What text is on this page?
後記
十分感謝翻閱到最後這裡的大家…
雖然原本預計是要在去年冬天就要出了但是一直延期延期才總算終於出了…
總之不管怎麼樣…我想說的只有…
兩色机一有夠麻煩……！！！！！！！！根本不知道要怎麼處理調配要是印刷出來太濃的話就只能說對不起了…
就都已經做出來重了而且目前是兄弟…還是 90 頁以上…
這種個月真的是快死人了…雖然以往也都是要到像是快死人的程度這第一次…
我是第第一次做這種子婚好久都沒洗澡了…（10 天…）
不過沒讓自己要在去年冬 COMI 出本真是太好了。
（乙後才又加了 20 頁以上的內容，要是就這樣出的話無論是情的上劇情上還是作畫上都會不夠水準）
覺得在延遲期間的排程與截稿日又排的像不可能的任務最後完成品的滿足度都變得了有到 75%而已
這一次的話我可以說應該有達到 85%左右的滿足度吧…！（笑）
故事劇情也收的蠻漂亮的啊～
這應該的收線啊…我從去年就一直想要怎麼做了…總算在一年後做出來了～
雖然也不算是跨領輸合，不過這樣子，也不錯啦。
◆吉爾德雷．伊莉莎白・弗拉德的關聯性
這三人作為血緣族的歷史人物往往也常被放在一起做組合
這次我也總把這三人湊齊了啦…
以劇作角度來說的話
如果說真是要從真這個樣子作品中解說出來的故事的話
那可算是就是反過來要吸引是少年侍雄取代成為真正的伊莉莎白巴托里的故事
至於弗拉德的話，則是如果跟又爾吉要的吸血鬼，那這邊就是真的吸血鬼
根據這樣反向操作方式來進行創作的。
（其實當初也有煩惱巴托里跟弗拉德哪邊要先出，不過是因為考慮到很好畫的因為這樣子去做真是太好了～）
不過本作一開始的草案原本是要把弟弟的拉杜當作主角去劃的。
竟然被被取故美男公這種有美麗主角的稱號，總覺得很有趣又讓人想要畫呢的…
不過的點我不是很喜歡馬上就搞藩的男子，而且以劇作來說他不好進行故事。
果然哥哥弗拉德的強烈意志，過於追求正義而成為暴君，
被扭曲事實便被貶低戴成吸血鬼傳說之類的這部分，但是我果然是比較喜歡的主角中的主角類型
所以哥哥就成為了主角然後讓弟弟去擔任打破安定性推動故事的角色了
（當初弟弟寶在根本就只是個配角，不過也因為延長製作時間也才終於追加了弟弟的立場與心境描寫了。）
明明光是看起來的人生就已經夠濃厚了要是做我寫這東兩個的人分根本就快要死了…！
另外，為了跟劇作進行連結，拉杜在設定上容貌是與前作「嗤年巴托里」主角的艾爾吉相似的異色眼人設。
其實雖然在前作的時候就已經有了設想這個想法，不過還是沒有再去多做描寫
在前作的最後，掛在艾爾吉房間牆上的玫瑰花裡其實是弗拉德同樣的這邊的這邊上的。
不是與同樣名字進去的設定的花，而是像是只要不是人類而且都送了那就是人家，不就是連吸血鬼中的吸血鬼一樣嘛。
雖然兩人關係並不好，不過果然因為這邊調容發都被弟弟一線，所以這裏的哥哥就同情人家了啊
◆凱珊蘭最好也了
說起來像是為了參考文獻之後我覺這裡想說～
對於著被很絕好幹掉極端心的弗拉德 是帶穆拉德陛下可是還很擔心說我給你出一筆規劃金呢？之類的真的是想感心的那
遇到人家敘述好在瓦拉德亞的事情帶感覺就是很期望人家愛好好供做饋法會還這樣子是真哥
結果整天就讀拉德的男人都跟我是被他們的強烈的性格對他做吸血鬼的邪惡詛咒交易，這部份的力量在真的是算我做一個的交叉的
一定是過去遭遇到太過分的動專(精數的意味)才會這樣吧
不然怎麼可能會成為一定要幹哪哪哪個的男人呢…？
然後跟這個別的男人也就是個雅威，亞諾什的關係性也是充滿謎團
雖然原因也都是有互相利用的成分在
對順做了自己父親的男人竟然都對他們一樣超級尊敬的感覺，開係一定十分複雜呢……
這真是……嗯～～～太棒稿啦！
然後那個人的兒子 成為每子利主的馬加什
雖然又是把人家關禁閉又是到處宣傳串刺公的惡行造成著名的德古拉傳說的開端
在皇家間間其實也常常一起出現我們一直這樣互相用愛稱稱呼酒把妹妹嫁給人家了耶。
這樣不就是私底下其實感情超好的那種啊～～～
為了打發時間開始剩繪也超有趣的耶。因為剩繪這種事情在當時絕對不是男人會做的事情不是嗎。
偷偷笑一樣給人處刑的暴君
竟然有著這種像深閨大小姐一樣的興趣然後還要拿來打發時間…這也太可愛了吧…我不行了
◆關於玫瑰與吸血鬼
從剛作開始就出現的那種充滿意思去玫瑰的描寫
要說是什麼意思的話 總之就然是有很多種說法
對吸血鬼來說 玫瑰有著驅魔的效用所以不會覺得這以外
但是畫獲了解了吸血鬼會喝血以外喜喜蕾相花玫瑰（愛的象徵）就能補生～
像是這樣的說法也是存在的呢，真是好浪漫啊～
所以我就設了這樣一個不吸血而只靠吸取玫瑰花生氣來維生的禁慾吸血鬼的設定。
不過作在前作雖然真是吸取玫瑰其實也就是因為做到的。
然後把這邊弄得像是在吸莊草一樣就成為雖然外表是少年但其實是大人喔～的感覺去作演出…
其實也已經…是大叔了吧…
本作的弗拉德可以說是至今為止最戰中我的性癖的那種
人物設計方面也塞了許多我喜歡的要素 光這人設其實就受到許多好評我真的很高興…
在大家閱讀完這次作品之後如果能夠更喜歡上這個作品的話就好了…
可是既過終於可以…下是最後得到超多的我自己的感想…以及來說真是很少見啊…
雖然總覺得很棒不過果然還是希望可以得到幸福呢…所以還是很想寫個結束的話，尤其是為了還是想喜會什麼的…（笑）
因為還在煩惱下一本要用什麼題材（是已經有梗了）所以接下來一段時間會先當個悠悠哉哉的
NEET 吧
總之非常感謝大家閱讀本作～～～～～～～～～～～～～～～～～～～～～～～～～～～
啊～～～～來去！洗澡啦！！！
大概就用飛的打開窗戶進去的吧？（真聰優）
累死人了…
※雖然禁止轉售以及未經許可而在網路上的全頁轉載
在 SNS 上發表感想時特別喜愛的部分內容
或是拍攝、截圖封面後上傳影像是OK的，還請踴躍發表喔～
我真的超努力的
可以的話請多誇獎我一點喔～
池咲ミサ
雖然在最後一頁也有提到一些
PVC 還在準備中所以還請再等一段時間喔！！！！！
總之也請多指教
########
**WHAT TO PRODUCE:** Go back to the listing above and please repeat it exactly.

**RESULT OF THE EXERCISE:**
What text is on this page?
後記
十分感謝翻閱到最後這裡的大家…
雖然原本預計是要在去年冬天就要出了但是一直延期延期才總算終於出了…
總之不管怎麼樣…我想說的只有…
兩色机一有夠麻煩……！！！！！！！！根本不知道要怎麼處理調配要是印刷出來太濃的話就只能說對不起了…
就都已經做出來重了而且目前是兄弟…還是 90 頁以上…
這種個月真的是快死人了…雖然以往也都是要到像是快死人的程度這第一次…
我是第第一次做這種子婚好久都沒洗澡了…（10 天…）
不過沒讓自己要在去年冬 COMI 出本真是太好了。
（乙後才又加了 20 頁以上的內容，要是就這樣出的話無論是情的上劇情上還是作畫上都會不夠水準）
覺得在延遲期間的排程與截稿日又排的像不可能的任務最後完成品的滿足度都變得了有到 75%而已
這一次的話我可以說應該有達到 85%左右的滿足度吧…！（笑）
故事劇情也收的蠻漂亮的啊～
這應該的收線啊…我從去年就一直想要怎麼做了…總算在一年後做出來了～
雖然也不算是跨領輸合，不過這樣子，也不錯啦。
◆吉爾德雷．伊莉莎白・弗拉德的關聯性
這三人作為血緣族的歷史人物往往也常被放在一起做組合
這次我也總把這三人湊齊了啦…
以劇作角度來說的話
如果說真是要從真這個樣子作品中解說出來的故事的話
那可算是就是反過來要吸引是少年侍雄取代成為真正的伊莉莎白巴托里的故事
至於弗拉德的話，則是如果跟又爾吉要的吸血鬼，那這邊就是真的吸血鬼
根據這樣反向操作方式來進行創作的。
（其實當初也有煩惱巴托里跟弗拉德哪邊要先出，不過是因為考慮到很好畫的因為這樣子去做真是太好了～）
不過本作一開始的草案原本是要把弟弟的拉杜當作主角去劃的。
竟然被被取故美男公這種有美麗主角的稱號，總覺得很有趣又讓人想要畫呢的…
不過的點我不是很喜歡馬上就搞藩的男子，而且以劇作來說他不好進行故事。
果然哥哥弗拉德的強烈意志，過於追求正義而成為暴君，
被扭曲事實便被貶低戴成吸血鬼傳說之類的這部分，但是我果然是比較喜歡的主角中的主角類型
所以哥哥就成為了主角然後讓弟弟去擔任打破安定性推動故事的角色了
（當初弟弟寶在根本就只是個配角，不過也因為延長製作時間也才終於追加了弟弟的立場與心境描寫了。）
明明光是看起來的人生就已經夠濃厚了要是做我寫這東兩個的人分根本就快要死了…！
另外，為了跟劇作進行連結，拉杜在設定上容貌是與前作「嗤年巴托里」主角的艾爾吉相似的異色眼人設。
其實雖然在前作的時候就已經有了設想這個想法，不過還是沒有再去多做描寫
在前作的最後，掛在艾爾吉房間牆上的玫瑰花裡其實是弗拉德同樣的這邊的這邊上的。
不是與同樣名字進去的設定的花，而是像是只要不是人類而且都送了那就是人家，不就是連吸血鬼中的吸血鬼一樣嘛。
雖然兩人關係並不好，不過果然因為這邊調容發都被弟弟一線，所以這裏的哥哥就同情人家了啊
◆凱珊蘭最好也了
說起來像是為了參考文獻之後我覺這裡想說～
對於著被很絕好幹掉極端心的弗拉德 是帶穆拉德陛下可是還很擔心說我給你出一筆規劃金呢？之類的真的是想感心的那
遇到人家敘述好在瓦拉德亞的事情帶感覺就是很期望人家愛好好供做饋法會還這樣子是真哥
結果整天就讀拉德的男人都跟我是被他們的強烈的性格對他做吸血鬼的邪惡詛咒交易，這部份的力量在真的是算我做一個的交叉的
一定是過去遭遇到太過分的動專(精數的意味)才會這樣吧
不然怎麼可能會成為一定要幹哪哪哪個的男人呢…？
然後跟這個別的男人也就是個雅威，亞諾什的關係性也是充滿謎團
雖然原因也都是有互相利用的成分在
對順做了自己父親的男人竟然都對他們一樣超級尊敬的感覺，開係一定十分複雜呢……
這真是……嗯～～～太棒稿啦！
然後那個人的兒子 成為每子利主的馬加什
雖然又是把人家關禁閉又是到處宣傳串刺公的惡行造成著名的德古拉傳說的開端
在皇家間間其實也常常一起出現我們一直這樣互相用愛稱稱呼酒把妹妹嫁給人家了耶。
這樣不就是私底下其實感情超好的那種啊～～～
為了打發時間開始剩繪也超有趣的耶。因為剩繪這種事情在當時絕對不是男人會做的事情不是嗎。
偷偷笑一樣給人處刑的暴君
竟然有著這種像深閨大小姐一樣的興趣然後還要拿來打發時間…這也太可愛了吧…我不行了
◆關於玫瑰與吸血鬼
從剛作開始就出現的那種充滿意思去玫瑰的描寫
要說是什麼意思的話 總之就然是有很多種說法
對吸血鬼來說 玫瑰有著驅魔的效用所以不會覺得這以外
但是畫獲了解了吸血鬼會喝血以外喜喜蕾相花玫瑰（愛的象徵）就能補生～
像是這樣的說法也是存在的呢，真是好浪漫啊～
所以我就設了這樣一個不吸血而只靠吸取玫瑰花生氣來維生的禁慾吸血鬼的設定。
不過作在前作雖然真是吸取玫瑰其實也就是因為做到的。
然後把這邊弄得像是在吸莊草一樣就成為雖然外表是少年但其實是大人喔～的感覺去作演出…
其實也已經…是大叔了吧…
本作的弗拉德可以說是至今為止最戰中我的性癖的那種
人物設計方面也塞了許多我喜歡的要素 光這人設其實就受到許多好評我真的很高興…
在大家閱讀完這次作品之後如果能夠更喜歡上這個作品的話就好了…
可是既過終於可以…下是最後得到超多的我自己的感想…以及來說真是很少見啊…
雖然總覺得很棒不過果然還是希望可以得到幸福呢…所以還是很想寫個結束的話，尤其是為了還是想喜會什麼的…（笑）
因為還在煩惱下一本要用什麼題材（是已經有梗了）所以接下來一段時間會先當個悠悠哉哉的
NEET 吧
總之非常感謝大家閱讀本作～～～～～～～～～～～～～～～～～～～～～～～～～～～
啊～～～～來去！洗澡啦！！！
大概就用飛的打開窗戶進去的吧？（真聰優）
累死人了…
※雖然禁止轉售以及未經許可而在網路上的全頁轉載
在 SNS 上發表感想時特別喜愛的部分內容
或是拍攝、截圖封面後上傳影像是OK的，還請踴躍發表喔～
我真的超努力的
可以的話請多誇獎我一點喔～
池咲ミサ
雖然在最後一頁也有提到一些
PVC 還在準備中所以還請再等一段時間喔！！！！！
總之也請多指教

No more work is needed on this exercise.